• [Requirements]: Note how many lines in the entries contain the string "Loja", then give that number and nothing else.

• [Input data]:
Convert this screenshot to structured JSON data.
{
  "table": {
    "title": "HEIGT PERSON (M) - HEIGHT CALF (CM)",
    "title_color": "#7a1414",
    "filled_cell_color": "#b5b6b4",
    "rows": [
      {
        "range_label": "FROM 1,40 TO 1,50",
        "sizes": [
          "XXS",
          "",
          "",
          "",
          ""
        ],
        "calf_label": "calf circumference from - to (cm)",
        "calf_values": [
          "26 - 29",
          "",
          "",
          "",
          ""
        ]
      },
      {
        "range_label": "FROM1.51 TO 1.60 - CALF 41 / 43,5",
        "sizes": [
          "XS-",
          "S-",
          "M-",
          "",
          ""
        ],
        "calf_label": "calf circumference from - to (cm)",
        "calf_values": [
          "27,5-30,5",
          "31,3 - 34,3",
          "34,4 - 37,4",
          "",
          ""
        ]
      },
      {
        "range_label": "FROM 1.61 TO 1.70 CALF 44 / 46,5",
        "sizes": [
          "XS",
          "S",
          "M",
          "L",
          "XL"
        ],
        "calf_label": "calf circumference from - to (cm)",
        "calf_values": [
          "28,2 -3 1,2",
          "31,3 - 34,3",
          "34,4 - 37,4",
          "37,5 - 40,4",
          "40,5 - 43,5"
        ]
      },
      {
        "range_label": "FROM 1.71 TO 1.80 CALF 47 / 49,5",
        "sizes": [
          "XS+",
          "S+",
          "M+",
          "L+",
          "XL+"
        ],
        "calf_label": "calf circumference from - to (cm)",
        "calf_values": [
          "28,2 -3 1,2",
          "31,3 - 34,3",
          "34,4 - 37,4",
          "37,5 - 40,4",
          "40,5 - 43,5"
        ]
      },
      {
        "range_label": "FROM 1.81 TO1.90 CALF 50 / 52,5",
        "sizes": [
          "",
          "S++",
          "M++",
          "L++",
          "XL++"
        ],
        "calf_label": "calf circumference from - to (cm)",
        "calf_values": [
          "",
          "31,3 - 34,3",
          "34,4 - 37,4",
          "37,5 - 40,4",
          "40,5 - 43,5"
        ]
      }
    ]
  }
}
...
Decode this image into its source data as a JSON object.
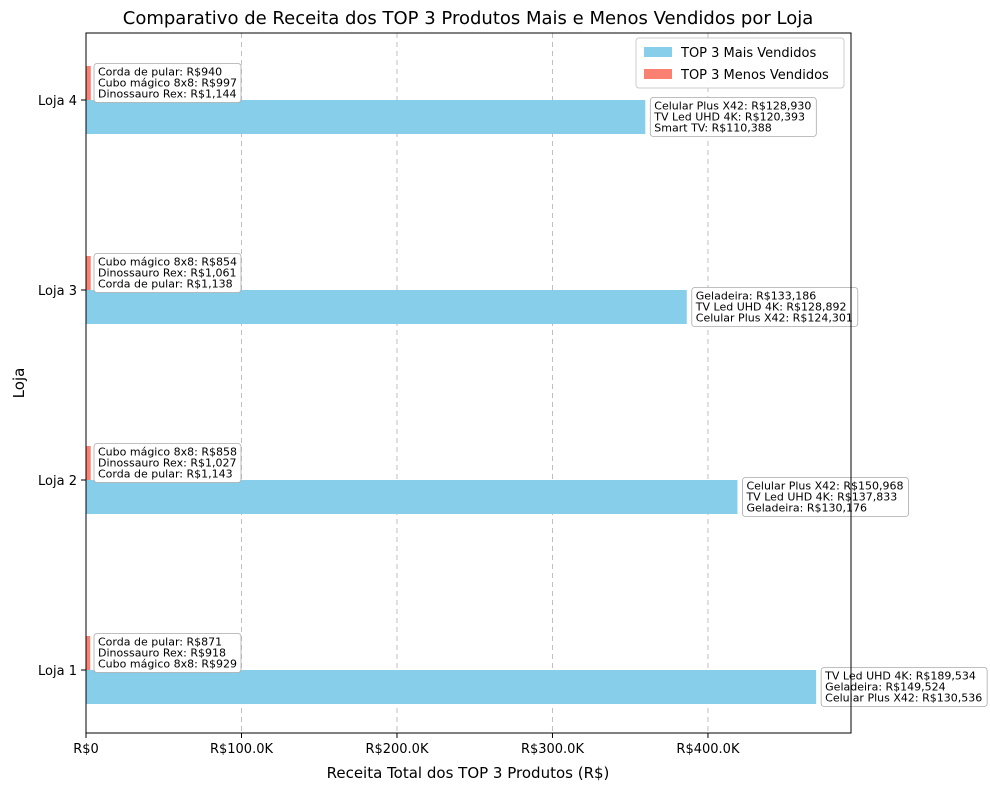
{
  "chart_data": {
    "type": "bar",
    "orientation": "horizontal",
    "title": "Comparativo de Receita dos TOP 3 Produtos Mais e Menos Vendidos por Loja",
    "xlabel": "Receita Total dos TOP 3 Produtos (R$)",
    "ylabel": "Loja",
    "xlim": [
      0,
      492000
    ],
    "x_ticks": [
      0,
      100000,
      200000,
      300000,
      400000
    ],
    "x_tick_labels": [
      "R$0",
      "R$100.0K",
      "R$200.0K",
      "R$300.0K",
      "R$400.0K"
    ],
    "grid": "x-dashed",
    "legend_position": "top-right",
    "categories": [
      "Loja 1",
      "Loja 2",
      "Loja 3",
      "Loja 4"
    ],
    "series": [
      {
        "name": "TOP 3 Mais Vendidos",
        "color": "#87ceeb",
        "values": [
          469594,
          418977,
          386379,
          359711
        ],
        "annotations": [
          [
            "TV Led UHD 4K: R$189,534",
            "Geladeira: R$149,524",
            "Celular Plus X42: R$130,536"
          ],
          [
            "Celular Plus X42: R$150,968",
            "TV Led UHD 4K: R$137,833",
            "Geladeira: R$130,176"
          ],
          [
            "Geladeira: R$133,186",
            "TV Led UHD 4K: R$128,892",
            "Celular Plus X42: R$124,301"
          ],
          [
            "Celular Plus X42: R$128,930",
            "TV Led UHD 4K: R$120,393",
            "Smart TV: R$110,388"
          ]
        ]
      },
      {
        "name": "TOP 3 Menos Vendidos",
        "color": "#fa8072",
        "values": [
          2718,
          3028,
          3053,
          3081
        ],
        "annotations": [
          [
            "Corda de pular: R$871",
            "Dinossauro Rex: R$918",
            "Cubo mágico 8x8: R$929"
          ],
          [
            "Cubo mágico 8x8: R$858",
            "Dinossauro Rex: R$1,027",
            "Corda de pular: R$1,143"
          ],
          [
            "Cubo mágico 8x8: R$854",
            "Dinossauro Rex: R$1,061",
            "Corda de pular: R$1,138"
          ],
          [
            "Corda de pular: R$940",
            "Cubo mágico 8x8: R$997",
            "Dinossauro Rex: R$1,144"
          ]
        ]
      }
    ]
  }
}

• [Answer to this problem]: 6